*Given instruction*. Retype the material that follows, keeping every word as it is.

*Exercise inputs*.
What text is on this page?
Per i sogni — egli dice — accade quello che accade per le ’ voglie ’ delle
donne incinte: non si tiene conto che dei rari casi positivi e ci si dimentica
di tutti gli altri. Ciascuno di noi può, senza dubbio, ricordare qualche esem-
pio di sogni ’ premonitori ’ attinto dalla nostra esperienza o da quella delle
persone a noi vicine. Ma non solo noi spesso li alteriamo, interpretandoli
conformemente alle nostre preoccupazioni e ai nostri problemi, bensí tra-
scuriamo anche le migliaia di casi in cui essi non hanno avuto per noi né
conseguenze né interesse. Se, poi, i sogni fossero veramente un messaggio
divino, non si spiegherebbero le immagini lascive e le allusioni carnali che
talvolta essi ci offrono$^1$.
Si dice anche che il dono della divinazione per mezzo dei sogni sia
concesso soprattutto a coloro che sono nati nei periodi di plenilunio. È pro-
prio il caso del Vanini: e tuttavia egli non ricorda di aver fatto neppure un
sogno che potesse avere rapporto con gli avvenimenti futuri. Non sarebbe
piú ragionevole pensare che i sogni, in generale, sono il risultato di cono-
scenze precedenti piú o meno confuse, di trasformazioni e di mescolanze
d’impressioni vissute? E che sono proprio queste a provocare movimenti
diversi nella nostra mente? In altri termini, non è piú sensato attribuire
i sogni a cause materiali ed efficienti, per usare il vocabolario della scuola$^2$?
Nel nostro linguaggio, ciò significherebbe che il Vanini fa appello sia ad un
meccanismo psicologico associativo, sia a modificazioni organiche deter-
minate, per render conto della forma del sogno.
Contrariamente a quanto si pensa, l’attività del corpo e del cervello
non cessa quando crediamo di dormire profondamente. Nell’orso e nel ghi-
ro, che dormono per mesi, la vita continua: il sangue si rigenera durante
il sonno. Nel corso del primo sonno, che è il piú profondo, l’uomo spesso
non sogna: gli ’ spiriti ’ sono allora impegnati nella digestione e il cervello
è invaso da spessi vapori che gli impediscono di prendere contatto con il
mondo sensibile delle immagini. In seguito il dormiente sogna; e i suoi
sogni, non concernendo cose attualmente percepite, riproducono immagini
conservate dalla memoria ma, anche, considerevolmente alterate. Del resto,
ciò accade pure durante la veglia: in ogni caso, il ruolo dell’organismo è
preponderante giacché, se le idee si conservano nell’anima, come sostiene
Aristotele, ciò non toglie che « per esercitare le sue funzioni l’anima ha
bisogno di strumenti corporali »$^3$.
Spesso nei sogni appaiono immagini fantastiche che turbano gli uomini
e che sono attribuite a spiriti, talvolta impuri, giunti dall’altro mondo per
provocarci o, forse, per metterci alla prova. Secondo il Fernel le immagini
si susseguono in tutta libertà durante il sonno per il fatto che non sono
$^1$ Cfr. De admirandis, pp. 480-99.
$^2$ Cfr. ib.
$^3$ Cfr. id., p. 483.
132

*Response for this exercise*.
What text is on this page?
Per i sogni — egli dice — accade quello che accade per le ’ voglie ’ delle
donne incinte: non si tiene conto che dei rari casi positivi e ci si dimentica
di tutti gli altri. Ciascuno di noi può, senza dubbio, ricordare qualche esem-
pio di sogni ’ premonitori ’ attinto dalla nostra esperienza o da quella delle
persone a noi vicine. Ma non solo noi spesso li alteriamo, interpretandoli
conformemente alle nostre preoccupazioni e ai nostri problemi, bensí tra-
scuriamo anche le migliaia di casi in cui essi non hanno avuto per noi né
conseguenze né interesse. Se, poi, i sogni fossero veramente un messaggio
divino, non si spiegherebbero le immagini lascive e le allusioni carnali che
talvolta essi ci offrono$^1$.
Si dice anche che il dono della divinazione per mezzo dei sogni sia
concesso soprattutto a coloro che sono nati nei periodi di plenilunio. È pro-
prio il caso del Vanini: e tuttavia egli non ricorda di aver fatto neppure un
sogno che potesse avere rapporto con gli avvenimenti futuri. Non sarebbe
piú ragionevole pensare che i sogni, in generale, sono il risultato di cono-
scenze precedenti piú o meno confuse, di trasformazioni e di mescolanze
d’impressioni vissute? E che sono proprio queste a provocare movimenti
diversi nella nostra mente? In altri termini, non è piú sensato attribuire
i sogni a cause materiali ed efficienti, per usare il vocabolario della scuola$^2$?
Nel nostro linguaggio, ciò significherebbe che il Vanini fa appello sia ad un
meccanismo psicologico associativo, sia a modificazioni organiche deter-
minate, per render conto della forma del sogno.
Contrariamente a quanto si pensa, l’attività del corpo e del cervello
non cessa quando crediamo di dormire profondamente. Nell’orso e nel ghi-
ro, che dormono per mesi, la vita continua: il sangue si rigenera durante
il sonno. Nel corso del primo sonno, che è il piú profondo, l’uomo spesso
non sogna: gli ’ spiriti ’ sono allora impegnati nella digestione e il cervello
è invaso da spessi vapori che gli impediscono di prendere contatto con il
mondo sensibile delle immagini. In seguito il dormiente sogna; e i suoi
sogni, non concernendo cose attualmente percepite, riproducono immagini
conservate dalla memoria ma, anche, considerevolmente alterate. Del resto,
ciò accade pure durante la veglia: in ogni caso, il ruolo dell’organismo è
preponderante giacché, se le idee si conservano nell’anima, come sostiene
Aristotele, ciò non toglie che « per esercitare le sue funzioni l’anima ha
bisogno di strumenti corporali »$^3$.
Spesso nei sogni appaiono immagini fantastiche che turbano gli uomini
e che sono attribuite a spiriti, talvolta impuri, giunti dall’altro mondo per
provocarci o, forse, per metterci alla prova. Secondo il Fernel le immagini
si susseguono in tutta libertà durante il sonno per il fatto che non sono
$^1$ Cfr. De admirandis, pp. 480-99.
$^2$ Cfr. ib.
$^3$ Cfr. id., p. 483.
132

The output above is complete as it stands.